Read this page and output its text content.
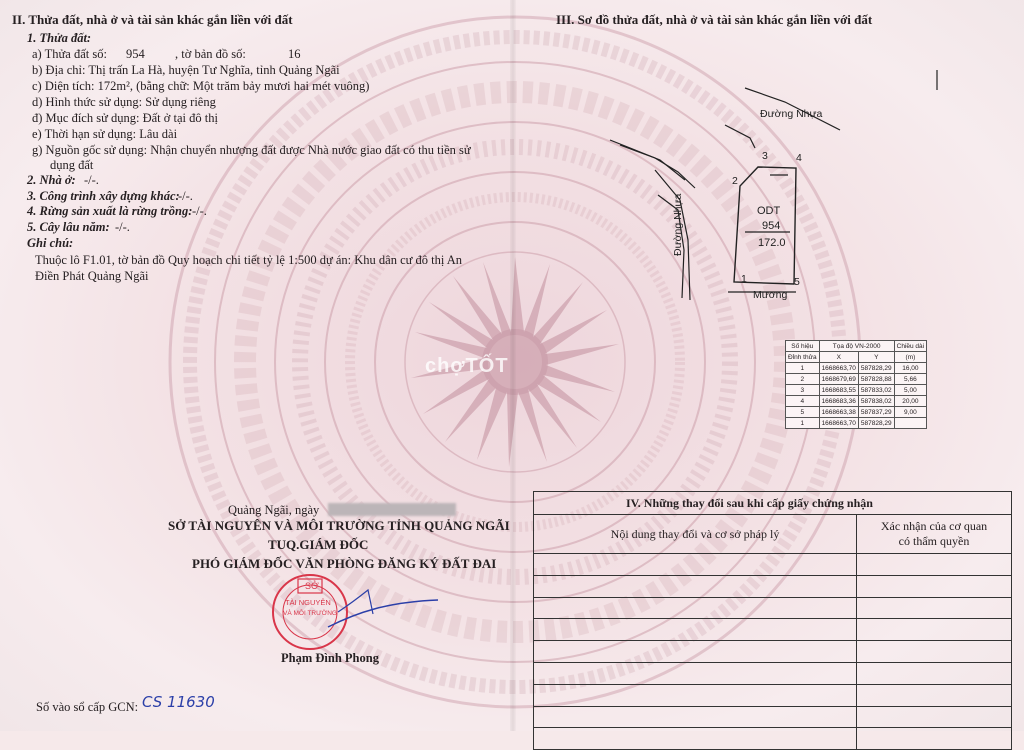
II. Thửa đất, nhà ở và tài sản khác gắn liền với đất
1. Thửa đất:
a) Thửa đất số: 954 , tờ bản đồ số:	16
b) Địa chỉ: Thị trấn La Hà, huyện Tư Nghĩa, tỉnh Quảng Ngãi
c) Diện tích: 172m², (bằng chữ: Một trăm bảy mươi hai mét vuông)
d) Hình thức sử dụng: Sử dụng riêng
đ) Mục đích sử dụng: Đất ở tại đô thị
e) Thời hạn sử dụng: Lâu dài
g) Nguồn gốc sử dụng: Nhận chuyển nhượng đất được Nhà nước giao đất có thu tiền sử
dụng đất
2. Nhà ở: -/-.
3. Công trình xây dựng khác:
-/-.
4. Rừng sản xuất là rừng trồng: -/-.
5. Cây lâu năm: -/-.
Ghi chú:
Thuộc lô F1.01, tờ bản đồ Quy hoạch chi tiết tỷ lệ 1:500 dự án: Khu dân cư đô thị An
Điền Phát Quảng Ngãi
III. Sơ đồ thửa đất, nhà ở và tài sản khác gắn liền với đất
Đường Nhựa
Đường Nhựa
Mương
ODT
954
172.0
1
2
3	4
5
Số hiệu	Tọa độ VN-2000		Chiều dài
Đỉnh thửa	X	Y	(m)
1	1668663,70	587828,29	16,00
2	1668679,69	587828,88	5,66
3	1668683,55	587833,02	5,00
4	1668683,36	587838,02	20,00
5	1668663,38	587837,29	9,00
1	1668663,70	587828,29	
chợTỐT
Quảng Ngãi, ngày
SỞ TÀI NGUYÊN VÀ MÔI TRƯỜNG TỈNH QUẢNG NGÃI
TUQ.GIÁM ĐỐC
PHÓ GIÁM ĐỐC VĂN PHÒNG ĐĂNG KÝ ĐẤT ĐAI
SỞ
TÀI NGUYÊN
VÀ MÔI TRƯỜNG
Phạm Đình Phong
IV. Những thay đổi sau khi cấp giấy chứng nhận	
Nội dung thay đổi và cơ sở pháp lý	Xác nhận của cơ quan
có thẩm quyền

Số vào sổ cấp GCN: CS 11630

──────────

*Written request*. Without the pictures, reproduce every line of the records above exactly.

*Solution*.
Read this page and output its text content.
II. Thửa đất, nhà ở và tài sản khác gắn liền với đất
1. Thửa đất:
a) Thửa đất số: 954 , tờ bản đồ số:	16
b) Địa chỉ: Thị trấn La Hà, huyện Tư Nghĩa, tỉnh Quảng Ngãi
c) Diện tích: 172m², (bằng chữ: Một trăm bảy mươi hai mét vuông)
d) Hình thức sử dụng: Sử dụng riêng
đ) Mục đích sử dụng: Đất ở tại đô thị
e) Thời hạn sử dụng: Lâu dài
g) Nguồn gốc sử dụng: Nhận chuyển nhượng đất được Nhà nước giao đất có thu tiền sử
dụng đất
2. Nhà ở: -/-.
3. Công trình xây dựng khác:
-/-.
4. Rừng sản xuất là rừng trồng: -/-.
5. Cây lâu năm: -/-.
Ghi chú:
Thuộc lô F1.01, tờ bản đồ Quy hoạch chi tiết tỷ lệ 1:500 dự án: Khu dân cư đô thị An
Điền Phát Quảng Ngãi
III. Sơ đồ thửa đất, nhà ở và tài sản khác gắn liền với đất
Đường Nhựa
Đường Nhựa
Mương
ODT
954
172.0
1
2
3	4
5
Số hiệu	Tọa độ VN-2000		Chiều dài
Đỉnh thửa	X	Y	(m)
1	1668663,70	587828,29	16,00
2	1668679,69	587828,88	5,66
3	1668683,55	587833,02	5,00
4	1668683,36	587838,02	20,00
5	1668663,38	587837,29	9,00
1	1668663,70	587828,29	
chợTỐT
Quảng Ngãi, ngày
SỞ TÀI NGUYÊN VÀ MÔI TRƯỜNG TỈNH QUẢNG NGÃI
TUQ.GIÁM ĐỐC
PHÓ GIÁM ĐỐC VĂN PHÒNG ĐĂNG KÝ ĐẤT ĐAI
SỞ
TÀI NGUYÊN
VÀ MÔI TRƯỜNG
Phạm Đình Phong
IV. Những thay đổi sau khi cấp giấy chứng nhận	
Nội dung thay đổi và cơ sở pháp lý	Xác nhận của cơ quan
có thẩm quyền

Số vào sổ cấp GCN: CS 11630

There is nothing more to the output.